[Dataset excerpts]
[BEGIN]

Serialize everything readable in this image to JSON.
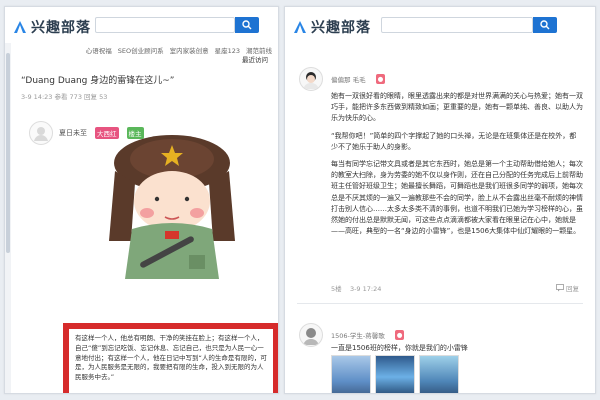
{
  "left": {
    "logo_text": "兴趣部落",
    "search": {
      "placeholder": ""
    },
    "nav": [
      "心语祝福",
      "SEO创业顾问系",
      "室内家装创意",
      "星座123",
      "潮范前线"
    ],
    "sidebar_peek": "最近访问",
    "post_title": "“Duang Duang 身边的雷锋在这儿~”",
    "post_meta": "3-9 14:23   参看 773   回复 53",
    "author": {
      "name": "夏日未至",
      "badges": [
        "大西红",
        "楼主"
      ]
    },
    "card_text": "有这样一个人，他总有明朗、干净的笑挂在脸上；有这样一个人，自己“傻”到忘记吃饭、忘记休息、忘记自己，也只是为人民一心一意地付出；有这样一个人，他在日记中写到“人的生命是有限的，可是，为人民服务是无限的，我要把有限的生命，投入到无限的为人民服务中去。”"
  },
  "right": {
    "logo_text": "兴趣部落",
    "search": {
      "placeholder": ""
    },
    "post1": {
      "author": "偏偏那   毛毛",
      "badge": "●",
      "paragraphs": [
        "她有一双很好看的眼睛，眼里透露出来的都是对世界满满的关心与热爱；她有一双巧手，能把许多东西做到精致如画；更重要的是，她有一颗单纯、善良、以助人为乐为快乐的心。",
        "“我帮你吧！”简单的四个字撑起了她的口头禅，无论是在班集体还是在校外，都少不了她乐于助人的身影。",
        "每当有同学忘记带文具或者是其它东西时，她总是第一个主动帮助借给她人；每次的教室大扫除，身为劳委的她不仅以身作则，还在自己分配的任务完成后上前帮助班主任管好班级卫生；她最擅长舞蹈，可舞蹈也是我们班很多同学的弱项，她每次总是不厌其烦的一遍又一遍教那些不会的同学，脸上从不会露出丝毫不耐烦的神情打击别人信心……太多太多类不清的事例，也道不明我们已她为学习榜样的心，虽然她的付出总是默默无闻，可这些点点滴滴都被大家看在眼里记在心中，她就是——高旺，典型的一名“身边的小雷锋”，也是1506大集体中仙灯耀眼的一颗星。"
      ],
      "floor": "5楼",
      "time": "3-9 17:24",
      "reply_label": "回复"
    },
    "post2": {
      "author": "1506-学生-蒋馨歌",
      "badge": "●",
      "text": "一直是1506班的榜样，你就是我们的小雷锋"
    }
  }
}
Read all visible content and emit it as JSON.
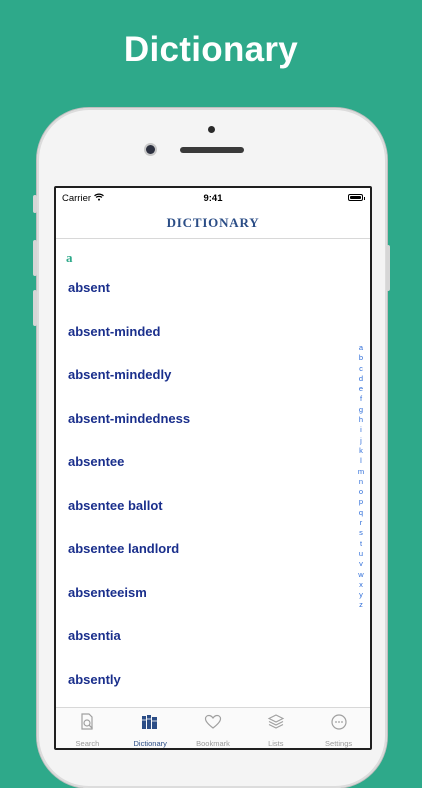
{
  "banner": {
    "title": "Dictionary"
  },
  "status_bar": {
    "carrier": "Carrier",
    "time": "9:41"
  },
  "nav": {
    "title": "DICTIONARY"
  },
  "list": {
    "section": "a",
    "words": [
      "absent",
      "absent-minded",
      "absent-mindedly",
      "absent-mindedness",
      "absentee",
      "absentee ballot",
      "absentee landlord",
      "absenteeism",
      "absentia",
      "absently"
    ]
  },
  "index_letters": [
    "a",
    "b",
    "c",
    "d",
    "e",
    "f",
    "g",
    "h",
    "i",
    "j",
    "k",
    "l",
    "m",
    "n",
    "o",
    "p",
    "q",
    "r",
    "s",
    "t",
    "u",
    "v",
    "w",
    "x",
    "y",
    "z"
  ],
  "tabs": [
    {
      "label": "Search",
      "icon": "search-icon",
      "active": false
    },
    {
      "label": "Dictionary",
      "icon": "books-icon",
      "active": true
    },
    {
      "label": "Bookmark",
      "icon": "heart-icon",
      "active": false
    },
    {
      "label": "Lists",
      "icon": "layers-icon",
      "active": false
    },
    {
      "label": "Settings",
      "icon": "more-icon",
      "active": false
    }
  ],
  "colors": {
    "background": "#2ea98a",
    "accent": "#2b4d86",
    "word_text": "#1a2f8c",
    "index_text": "#2d6cd8",
    "section_header": "#2ea98a",
    "tab_inactive": "#9a9a9a"
  }
}
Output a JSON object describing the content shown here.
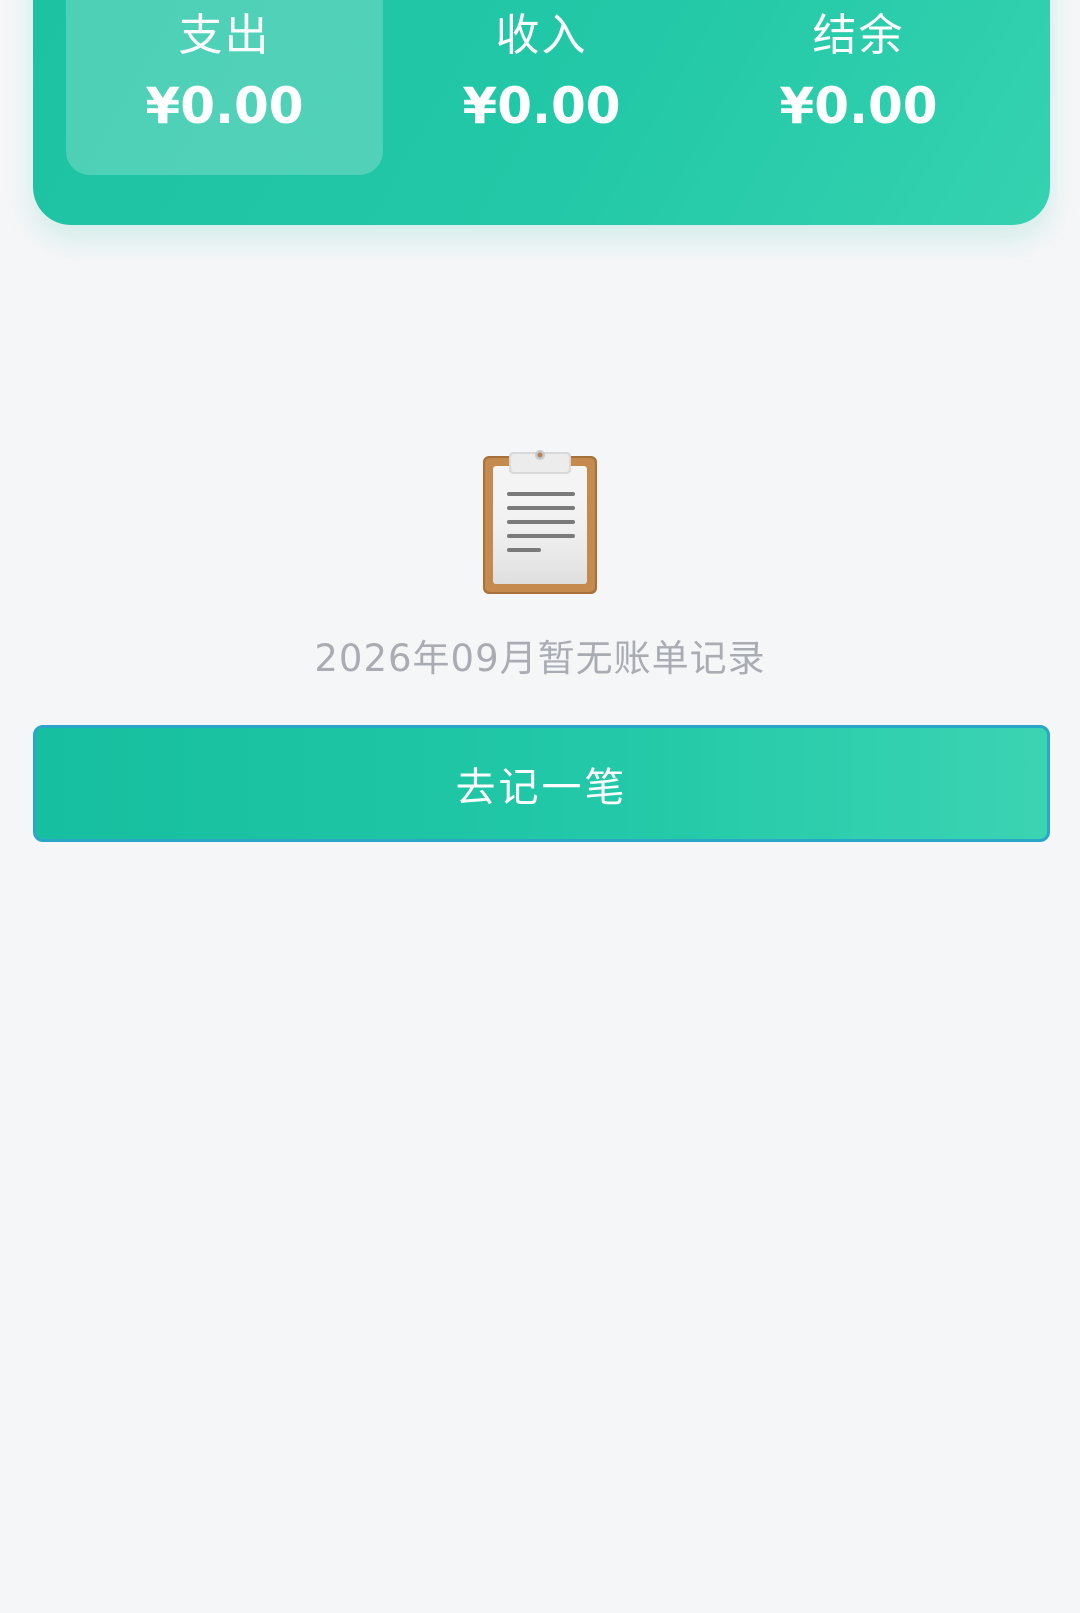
{
  "summary": {
    "items": [
      {
        "label": "支出",
        "value": "¥0.00"
      },
      {
        "label": "收入",
        "value": "¥0.00"
      },
      {
        "label": "结余",
        "value": "¥0.00"
      }
    ],
    "active_index": 0,
    "colors": {
      "accent": "#22c8a7",
      "accent_light": "#35d2b0"
    }
  },
  "empty_state": {
    "icon": "clipboard-icon",
    "message": "2026年09月暂无账单记录"
  },
  "actions": {
    "add_record_label": "去记一笔"
  }
}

[END]

Identify and extract each line of the listing that contains "icon".

> _TASK ANSWER_:
      "icon": "search-icon",
      "icon": "books-icon",
      "icon": "heart-icon",
      "icon": "layers-icon",
      "icon": "more-icon",
    "icon": "clipboard-icon",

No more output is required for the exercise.